• Work instructions
Make an exact copy of all the material below, apart from the pictures.

═════ Records for this task ═════

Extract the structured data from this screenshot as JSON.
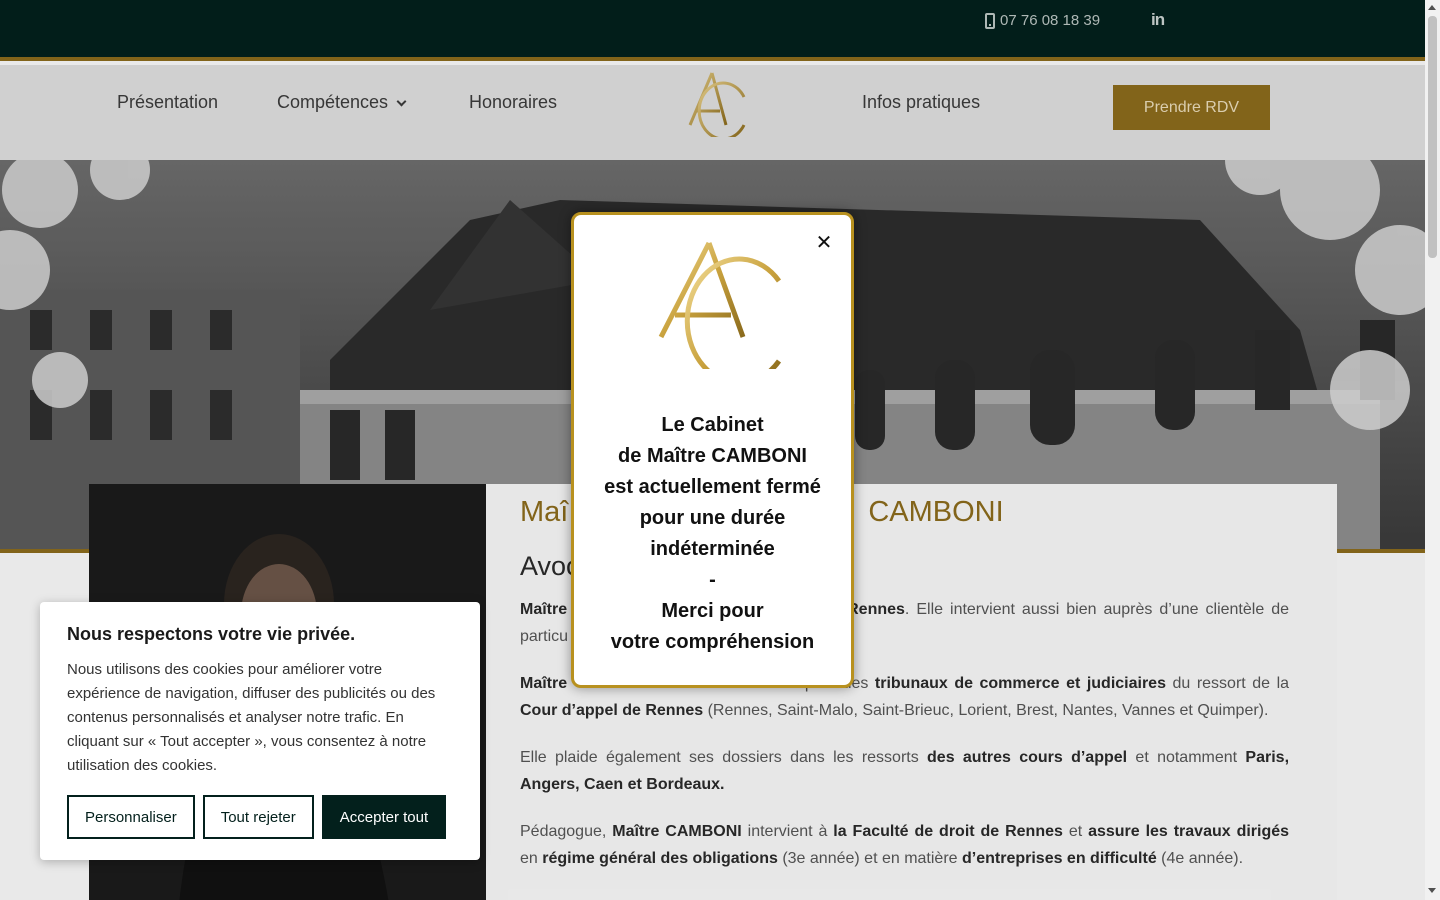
{
  "topbar": {
    "phone": "07 76 08 18 39",
    "phone_icon": "phone-icon",
    "social_icon": "linkedin-icon"
  },
  "nav": {
    "items": [
      {
        "label": "Présentation"
      },
      {
        "label": "Compétences",
        "has_dropdown": true
      },
      {
        "label": "Honoraires"
      },
      {
        "label": "Infos pratiques"
      }
    ],
    "cta": "Prendre RDV"
  },
  "content": {
    "title_start": "Maî",
    "title_end": "CAMBONI",
    "subtitle": "Avoc",
    "p1_a": "Maître",
    "p1_b": "Rennes",
    "p1_c": ". Elle intervient aussi bien auprès d’une clientèle de",
    "p1_d": "particu",
    "p2_a": "Maître",
    "p2_b": "auprès des",
    "p2_c": "tribunaux de commerce et judiciaires",
    "p2_d": "du ressort de la",
    "p2_e": "Cour d’appel de Rennes",
    "p2_f": "(Rennes, Saint-Malo, Saint-Brieuc, Lorient, Brest, Nantes, Vannes et Quimper).",
    "p3_a": "Elle plaide également ses dossiers dans les ressorts",
    "p3_b": "des autres cours d’appel",
    "p3_c": "et notamment",
    "p3_d": "Paris, Angers, Caen et Bordeaux.",
    "p4_a": "Pédagogue,",
    "p4_b": "Maître CAMBONI",
    "p4_c": "intervient à",
    "p4_d": "la Faculté de droit de Rennes",
    "p4_e": "et",
    "p4_f": "assure les travaux dirigés",
    "p4_g": "en",
    "p4_h": "régime général des obligations",
    "p4_i": "(3e année) et en matière",
    "p4_j": "d’entreprises en difficulté",
    "p4_k": "(4e année)."
  },
  "modal": {
    "close_symbol": "✕",
    "lines": [
      "Le Cabinet",
      "de Maître CAMBONI",
      "est actuellement fermé",
      "pour une durée",
      "indéterminée",
      "-",
      "Merci pour",
      "votre compréhension"
    ]
  },
  "cookie": {
    "title": "Nous respectons votre vie privée.",
    "text": "Nous utilisons des cookies pour améliorer votre expérience de navigation, diffuser des publicités ou des contenus personnalisés et analyser notre trafic. En cliquant sur « Tout accepter », vous consentez à notre utilisation des cookies.",
    "buttons": {
      "customize": "Personnaliser",
      "reject": "Tout rejeter",
      "accept": "Accepter tout"
    }
  },
  "colors": {
    "dark_green": "#03201c",
    "gold": "#8a6a1c",
    "modal_border": "#b8911f"
  }
}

═════

• Answer to this problem
Extract the structured data from this screenshot as JSON.
{
  "topbar": {
    "phone": "07 76 08 18 39",
    "phone_icon": "phone-icon",
    "social_icon": "linkedin-icon"
  },
  "nav": {
    "items": [
      {
        "label": "Présentation"
      },
      {
        "label": "Compétences",
        "has_dropdown": true
      },
      {
        "label": "Honoraires"
      },
      {
        "label": "Infos pratiques"
      }
    ],
    "cta": "Prendre RDV"
  },
  "content": {
    "title_start": "Maî",
    "title_end": "CAMBONI",
    "subtitle": "Avoc",
    "p1_a": "Maître",
    "p1_b": "Rennes",
    "p1_c": ". Elle intervient aussi bien auprès d’une clientèle de",
    "p1_d": "particu",
    "p2_a": "Maître",
    "p2_b": "auprès des",
    "p2_c": "tribunaux de commerce et judiciaires",
    "p2_d": "du ressort de la",
    "p2_e": "Cour d’appel de Rennes",
    "p2_f": "(Rennes, Saint-Malo, Saint-Brieuc, Lorient, Brest, Nantes, Vannes et Quimper).",
    "p3_a": "Elle plaide également ses dossiers dans les ressorts",
    "p3_b": "des autres cours d’appel",
    "p3_c": "et notamment",
    "p3_d": "Paris, Angers, Caen et Bordeaux.",
    "p4_a": "Pédagogue,",
    "p4_b": "Maître CAMBONI",
    "p4_c": "intervient à",
    "p4_d": "la Faculté de droit de Rennes",
    "p4_e": "et",
    "p4_f": "assure les travaux dirigés",
    "p4_g": "en",
    "p4_h": "régime général des obligations",
    "p4_i": "(3e année) et en matière",
    "p4_j": "d’entreprises en difficulté",
    "p4_k": "(4e année)."
  },
  "modal": {
    "close_symbol": "✕",
    "lines": [
      "Le Cabinet",
      "de Maître CAMBONI",
      "est actuellement fermé",
      "pour une durée",
      "indéterminée",
      "-",
      "Merci pour",
      "votre compréhension"
    ]
  },
  "cookie": {
    "title": "Nous respectons votre vie privée.",
    "text": "Nous utilisons des cookies pour améliorer votre expérience de navigation, diffuser des publicités ou des contenus personnalisés et analyser notre trafic. En cliquant sur « Tout accepter », vous consentez à notre utilisation des cookies.",
    "buttons": {
      "customize": "Personnaliser",
      "reject": "Tout rejeter",
      "accept": "Accepter tout"
    }
  },
  "colors": {
    "dark_green": "#03201c",
    "gold": "#8a6a1c",
    "modal_border": "#b8911f"
  }
}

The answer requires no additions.